EXERCISE OBJECTIVE -
Will you output the entries below exactly, skipping every image they contain?

DATA FOR THE TASK -

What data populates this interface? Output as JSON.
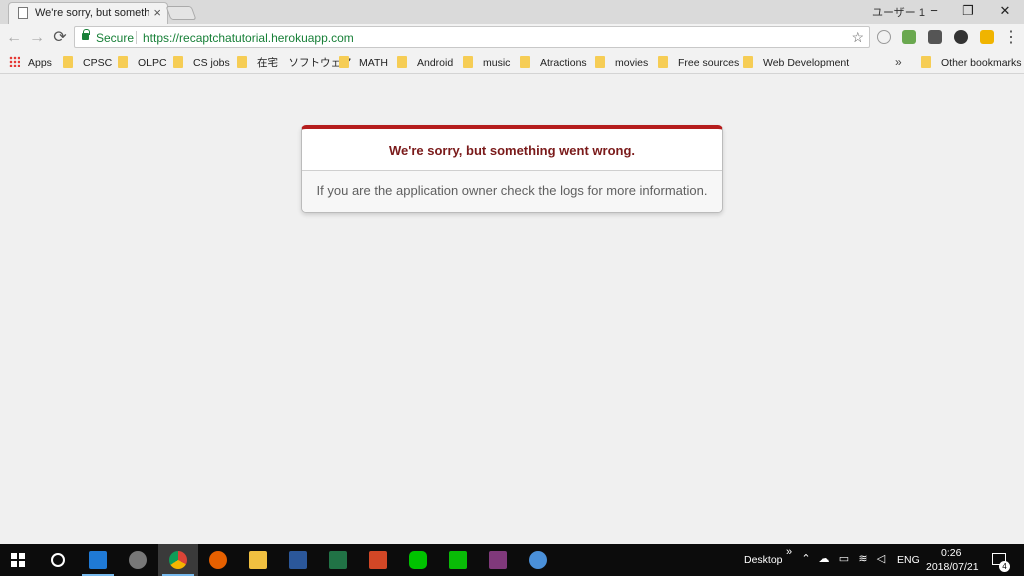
{
  "tab": {
    "title": "We're sorry, but something went wrong"
  },
  "window": {
    "profile": "ユーザー 1",
    "minimize": "−",
    "restore": "❐",
    "close": "✕"
  },
  "toolbar": {
    "back": "←",
    "forward": "→",
    "reload": "⟳",
    "secure_label": "Secure",
    "url": "https://recaptchatutorial.herokuapp.com",
    "star": "☆",
    "menu": "⋮"
  },
  "bookmarks": {
    "apps": "Apps",
    "items": [
      "CPSC",
      "OLPC",
      "CS jobs",
      "在宅　ソフトウェア",
      "MATH",
      "Android",
      "music",
      "Atractions",
      "movies",
      "Free sources",
      "Web Development"
    ],
    "overflow": "»",
    "other": "Other bookmarks"
  },
  "error": {
    "heading": "We're sorry, but something went wrong.",
    "message": "If you are the application owner check the logs for more information."
  },
  "taskbar": {
    "desktop_label": "Desktop",
    "overflow": "»",
    "language": "ENG",
    "time": "0:26",
    "date": "2018/07/21",
    "notification_count": "4"
  },
  "colors": {
    "accent_red": "#b51d1d",
    "heading_red": "#7a1a1a",
    "secure_green": "#188038"
  }
}
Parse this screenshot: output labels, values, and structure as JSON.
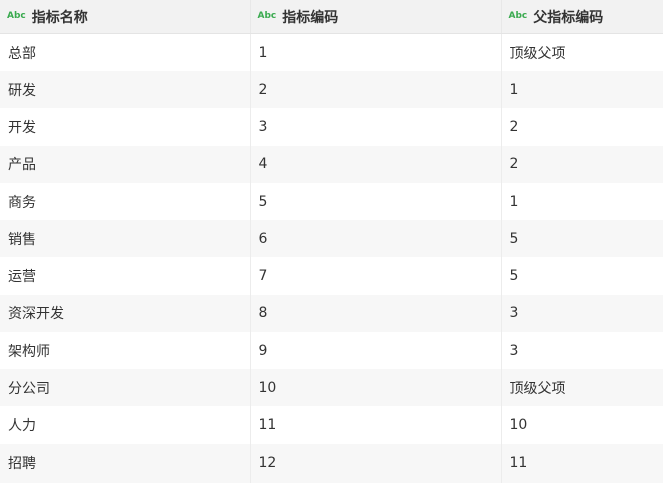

FULL RESPONSE -
What data populates this interface? Output as JSON.
{
  "tab": {
    "title": "We're sorry, but something went wrong"
  },
  "window": {
    "profile": "ユーザー 1",
    "minimize": "−",
    "restore": "❐",
    "close": "✕"
  },
  "toolbar": {
    "back": "←",
    "forward": "→",
    "reload": "⟳",
    "secure_label": "Secure",
    "url": "https://recaptchatutorial.herokuapp.com",
    "star": "☆",
    "menu": "⋮"
  },
  "bookmarks": {
    "apps": "Apps",
    "items": [
      "CPSC",
      "OLPC",
      "CS jobs",
      "在宅　ソフトウェア",
      "MATH",
      "Android",
      "music",
      "Atractions",
      "movies",
      "Free sources",
      "Web Development"
    ],
    "overflow": "»",
    "other": "Other bookmarks"
  },
  "error": {
    "heading": "We're sorry, but something went wrong.",
    "message": "If you are the application owner check the logs for more information."
  },
  "taskbar": {
    "desktop_label": "Desktop",
    "overflow": "»",
    "language": "ENG",
    "time": "0:26",
    "date": "2018/07/21",
    "notification_count": "4"
  },
  "colors": {
    "accent_red": "#b51d1d",
    "heading_red": "#7a1a1a",
    "secure_green": "#188038"
  }
}
Parse this screenshot: output labels, values, and structure as JSON.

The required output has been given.